• What the exercise asks
How many lines of these entries hold the string "JSON"? Answer with the number alone.

Records about charts and figures
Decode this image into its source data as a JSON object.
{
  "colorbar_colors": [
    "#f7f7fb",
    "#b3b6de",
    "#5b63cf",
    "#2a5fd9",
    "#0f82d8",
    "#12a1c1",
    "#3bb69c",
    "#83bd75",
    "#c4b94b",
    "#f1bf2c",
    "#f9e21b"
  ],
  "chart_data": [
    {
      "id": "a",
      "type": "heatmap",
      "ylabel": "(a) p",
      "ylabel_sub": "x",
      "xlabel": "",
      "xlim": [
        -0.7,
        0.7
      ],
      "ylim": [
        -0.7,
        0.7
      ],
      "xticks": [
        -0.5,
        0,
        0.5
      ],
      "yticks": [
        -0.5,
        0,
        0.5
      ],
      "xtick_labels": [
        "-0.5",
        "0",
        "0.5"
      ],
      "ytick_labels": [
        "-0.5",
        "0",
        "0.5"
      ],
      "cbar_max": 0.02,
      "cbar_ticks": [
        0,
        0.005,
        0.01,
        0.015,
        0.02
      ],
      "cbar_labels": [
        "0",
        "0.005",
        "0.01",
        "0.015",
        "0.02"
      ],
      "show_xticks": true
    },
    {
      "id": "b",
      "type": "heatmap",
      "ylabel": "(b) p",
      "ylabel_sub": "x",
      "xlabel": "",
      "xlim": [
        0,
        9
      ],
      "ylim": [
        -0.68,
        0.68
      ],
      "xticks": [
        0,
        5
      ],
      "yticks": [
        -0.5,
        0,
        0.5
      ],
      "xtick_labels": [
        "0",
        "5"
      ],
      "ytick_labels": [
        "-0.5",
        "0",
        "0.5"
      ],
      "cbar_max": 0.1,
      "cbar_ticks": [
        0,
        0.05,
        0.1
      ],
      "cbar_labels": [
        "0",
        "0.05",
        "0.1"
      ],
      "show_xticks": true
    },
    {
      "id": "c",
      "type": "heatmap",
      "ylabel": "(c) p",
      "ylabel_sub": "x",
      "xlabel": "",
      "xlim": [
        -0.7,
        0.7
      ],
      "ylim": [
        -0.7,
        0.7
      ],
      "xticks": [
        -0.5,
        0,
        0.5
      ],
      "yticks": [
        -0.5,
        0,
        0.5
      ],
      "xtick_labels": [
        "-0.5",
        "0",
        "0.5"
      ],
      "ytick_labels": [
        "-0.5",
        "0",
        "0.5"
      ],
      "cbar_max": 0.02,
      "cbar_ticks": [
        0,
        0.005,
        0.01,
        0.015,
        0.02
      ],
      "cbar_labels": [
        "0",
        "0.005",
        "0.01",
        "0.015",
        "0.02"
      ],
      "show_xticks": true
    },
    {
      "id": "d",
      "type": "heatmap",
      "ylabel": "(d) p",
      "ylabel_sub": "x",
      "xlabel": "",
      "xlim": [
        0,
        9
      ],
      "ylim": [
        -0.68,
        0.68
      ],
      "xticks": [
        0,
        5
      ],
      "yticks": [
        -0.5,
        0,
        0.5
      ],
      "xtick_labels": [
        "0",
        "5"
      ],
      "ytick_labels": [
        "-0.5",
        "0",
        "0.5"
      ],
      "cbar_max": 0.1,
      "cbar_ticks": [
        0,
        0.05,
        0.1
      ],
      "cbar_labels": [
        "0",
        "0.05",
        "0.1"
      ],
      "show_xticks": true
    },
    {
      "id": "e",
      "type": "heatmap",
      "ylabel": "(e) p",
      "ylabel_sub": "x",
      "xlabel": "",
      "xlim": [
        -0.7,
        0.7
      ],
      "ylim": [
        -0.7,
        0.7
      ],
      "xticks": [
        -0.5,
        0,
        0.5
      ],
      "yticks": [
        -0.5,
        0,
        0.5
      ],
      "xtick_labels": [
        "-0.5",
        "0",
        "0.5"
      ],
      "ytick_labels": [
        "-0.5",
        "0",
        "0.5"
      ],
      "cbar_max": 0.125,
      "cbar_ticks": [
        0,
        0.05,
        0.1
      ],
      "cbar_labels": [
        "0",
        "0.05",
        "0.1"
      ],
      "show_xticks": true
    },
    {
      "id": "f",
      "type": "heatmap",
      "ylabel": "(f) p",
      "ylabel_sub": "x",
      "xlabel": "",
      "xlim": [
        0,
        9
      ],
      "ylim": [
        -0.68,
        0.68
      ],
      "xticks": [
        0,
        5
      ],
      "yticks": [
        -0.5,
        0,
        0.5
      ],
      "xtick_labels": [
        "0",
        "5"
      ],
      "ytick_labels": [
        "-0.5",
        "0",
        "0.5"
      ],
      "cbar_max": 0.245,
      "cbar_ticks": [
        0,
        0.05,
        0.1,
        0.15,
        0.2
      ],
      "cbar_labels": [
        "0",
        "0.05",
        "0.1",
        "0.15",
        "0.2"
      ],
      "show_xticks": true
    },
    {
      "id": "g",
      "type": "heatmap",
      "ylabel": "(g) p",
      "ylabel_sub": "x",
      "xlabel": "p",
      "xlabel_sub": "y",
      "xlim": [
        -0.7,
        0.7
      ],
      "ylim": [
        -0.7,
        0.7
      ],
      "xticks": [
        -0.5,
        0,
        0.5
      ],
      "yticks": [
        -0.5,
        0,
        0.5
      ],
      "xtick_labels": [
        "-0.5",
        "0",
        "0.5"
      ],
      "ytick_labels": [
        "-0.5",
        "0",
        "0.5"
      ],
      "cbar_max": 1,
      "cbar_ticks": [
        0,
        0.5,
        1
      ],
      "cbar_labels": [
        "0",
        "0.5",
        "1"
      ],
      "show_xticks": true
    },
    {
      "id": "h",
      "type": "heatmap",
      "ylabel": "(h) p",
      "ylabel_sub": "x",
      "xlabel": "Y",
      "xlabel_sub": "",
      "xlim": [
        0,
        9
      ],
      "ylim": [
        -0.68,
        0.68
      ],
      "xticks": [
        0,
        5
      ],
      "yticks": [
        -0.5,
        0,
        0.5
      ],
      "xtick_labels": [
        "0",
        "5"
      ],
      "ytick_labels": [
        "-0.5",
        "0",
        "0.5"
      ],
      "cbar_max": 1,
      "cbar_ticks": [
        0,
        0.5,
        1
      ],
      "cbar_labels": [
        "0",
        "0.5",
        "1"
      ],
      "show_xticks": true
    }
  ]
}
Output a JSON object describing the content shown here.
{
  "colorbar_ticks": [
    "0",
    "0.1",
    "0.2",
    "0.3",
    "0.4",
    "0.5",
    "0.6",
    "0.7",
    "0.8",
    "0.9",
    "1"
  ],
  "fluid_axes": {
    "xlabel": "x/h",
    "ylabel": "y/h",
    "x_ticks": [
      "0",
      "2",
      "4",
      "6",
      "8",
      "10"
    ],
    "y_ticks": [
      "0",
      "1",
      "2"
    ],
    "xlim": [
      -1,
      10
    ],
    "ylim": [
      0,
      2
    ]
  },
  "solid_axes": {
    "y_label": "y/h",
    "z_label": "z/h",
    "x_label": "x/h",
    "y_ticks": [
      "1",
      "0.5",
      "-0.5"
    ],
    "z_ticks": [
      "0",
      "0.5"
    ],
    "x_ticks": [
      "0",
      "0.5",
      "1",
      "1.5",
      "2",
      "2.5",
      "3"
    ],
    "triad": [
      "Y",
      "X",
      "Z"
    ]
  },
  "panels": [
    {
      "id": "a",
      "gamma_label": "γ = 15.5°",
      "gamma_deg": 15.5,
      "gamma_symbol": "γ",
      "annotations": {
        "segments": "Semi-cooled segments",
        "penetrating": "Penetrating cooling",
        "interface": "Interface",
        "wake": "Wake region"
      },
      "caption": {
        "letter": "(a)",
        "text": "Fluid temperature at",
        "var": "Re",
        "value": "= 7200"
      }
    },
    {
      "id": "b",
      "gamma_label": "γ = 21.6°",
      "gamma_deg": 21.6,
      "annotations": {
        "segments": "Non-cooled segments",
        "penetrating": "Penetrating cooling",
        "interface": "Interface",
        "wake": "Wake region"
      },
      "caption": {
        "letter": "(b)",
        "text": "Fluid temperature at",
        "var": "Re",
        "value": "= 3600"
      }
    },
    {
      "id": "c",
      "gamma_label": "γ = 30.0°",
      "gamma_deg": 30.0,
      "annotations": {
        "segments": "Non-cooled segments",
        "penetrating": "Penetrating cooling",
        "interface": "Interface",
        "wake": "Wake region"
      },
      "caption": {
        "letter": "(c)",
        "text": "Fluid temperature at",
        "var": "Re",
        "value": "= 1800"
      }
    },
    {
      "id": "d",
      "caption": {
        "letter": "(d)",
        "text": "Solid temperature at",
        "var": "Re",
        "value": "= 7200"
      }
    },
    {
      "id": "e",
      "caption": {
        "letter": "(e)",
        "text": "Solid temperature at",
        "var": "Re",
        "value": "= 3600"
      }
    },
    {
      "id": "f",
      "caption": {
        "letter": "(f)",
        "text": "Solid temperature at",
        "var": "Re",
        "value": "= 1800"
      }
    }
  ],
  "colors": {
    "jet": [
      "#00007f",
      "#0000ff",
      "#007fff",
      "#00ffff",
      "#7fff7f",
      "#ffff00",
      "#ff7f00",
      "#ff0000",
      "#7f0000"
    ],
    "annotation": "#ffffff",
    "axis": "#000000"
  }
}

• Solution for this problem
2